[Entries from a visual dataset]
* begin *

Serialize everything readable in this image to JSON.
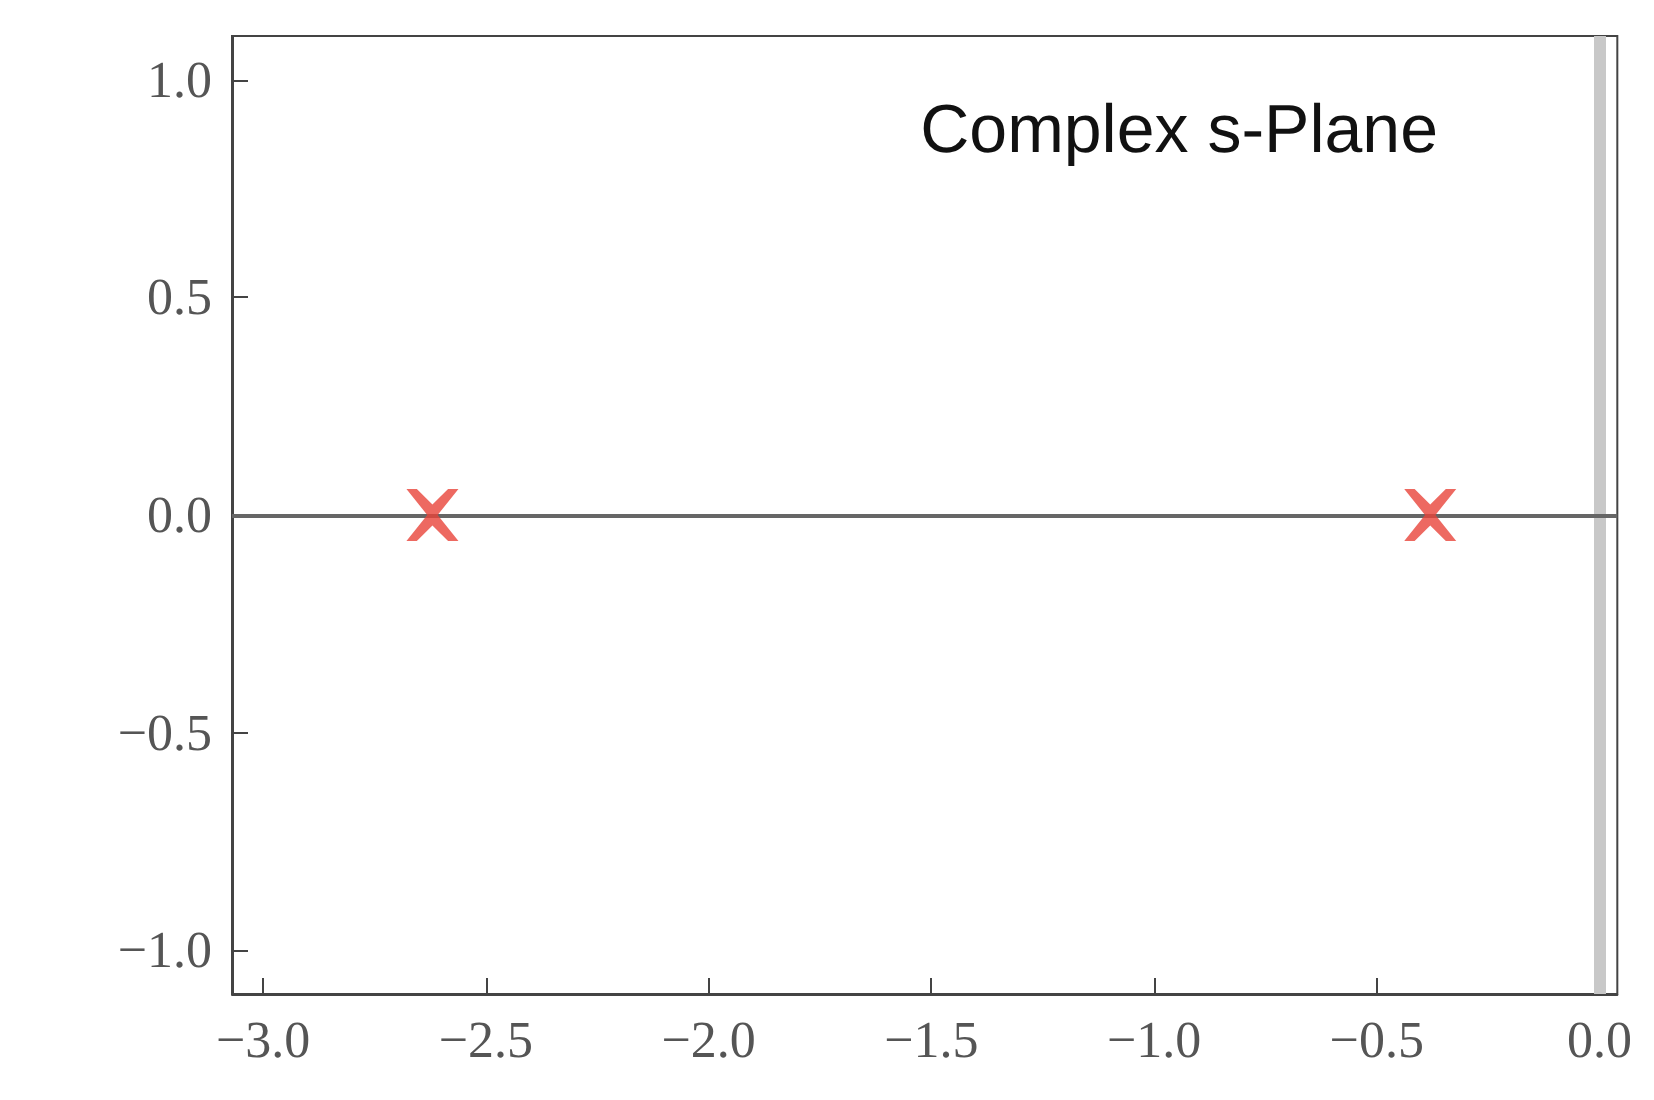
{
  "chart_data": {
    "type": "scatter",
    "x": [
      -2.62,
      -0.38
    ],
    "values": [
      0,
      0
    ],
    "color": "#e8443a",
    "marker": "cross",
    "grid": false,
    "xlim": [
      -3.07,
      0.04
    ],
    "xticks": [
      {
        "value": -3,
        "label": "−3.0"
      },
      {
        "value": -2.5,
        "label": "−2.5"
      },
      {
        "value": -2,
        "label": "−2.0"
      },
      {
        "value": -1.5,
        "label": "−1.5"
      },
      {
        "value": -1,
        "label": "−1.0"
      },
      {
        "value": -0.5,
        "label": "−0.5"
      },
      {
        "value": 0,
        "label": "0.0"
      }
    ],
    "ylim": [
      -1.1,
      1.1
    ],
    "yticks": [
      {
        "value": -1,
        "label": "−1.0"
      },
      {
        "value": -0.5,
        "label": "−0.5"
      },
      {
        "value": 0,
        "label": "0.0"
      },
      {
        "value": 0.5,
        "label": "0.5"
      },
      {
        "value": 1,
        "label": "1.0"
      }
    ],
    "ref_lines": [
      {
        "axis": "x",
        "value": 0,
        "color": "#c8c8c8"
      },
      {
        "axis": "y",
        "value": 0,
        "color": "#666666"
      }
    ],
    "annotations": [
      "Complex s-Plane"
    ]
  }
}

* end *

■ **THE TASK**:
Go through the data above and transcribe it in full, omitting any image.

■ **WRITTEN RESPONSE**:
Serialize everything readable in this image to JSON.
{
  "chart_data": {
    "type": "scatter",
    "x": [
      -2.62,
      -0.38
    ],
    "values": [
      0,
      0
    ],
    "color": "#e8443a",
    "marker": "cross",
    "grid": false,
    "xlim": [
      -3.07,
      0.04
    ],
    "xticks": [
      {
        "value": -3,
        "label": "−3.0"
      },
      {
        "value": -2.5,
        "label": "−2.5"
      },
      {
        "value": -2,
        "label": "−2.0"
      },
      {
        "value": -1.5,
        "label": "−1.5"
      },
      {
        "value": -1,
        "label": "−1.0"
      },
      {
        "value": -0.5,
        "label": "−0.5"
      },
      {
        "value": 0,
        "label": "0.0"
      }
    ],
    "ylim": [
      -1.1,
      1.1
    ],
    "yticks": [
      {
        "value": -1,
        "label": "−1.0"
      },
      {
        "value": -0.5,
        "label": "−0.5"
      },
      {
        "value": 0,
        "label": "0.0"
      },
      {
        "value": 0.5,
        "label": "0.5"
      },
      {
        "value": 1,
        "label": "1.0"
      }
    ],
    "ref_lines": [
      {
        "axis": "x",
        "value": 0,
        "color": "#c8c8c8"
      },
      {
        "axis": "y",
        "value": 0,
        "color": "#666666"
      }
    ],
    "annotations": [
      "Complex s-Plane"
    ]
  }
}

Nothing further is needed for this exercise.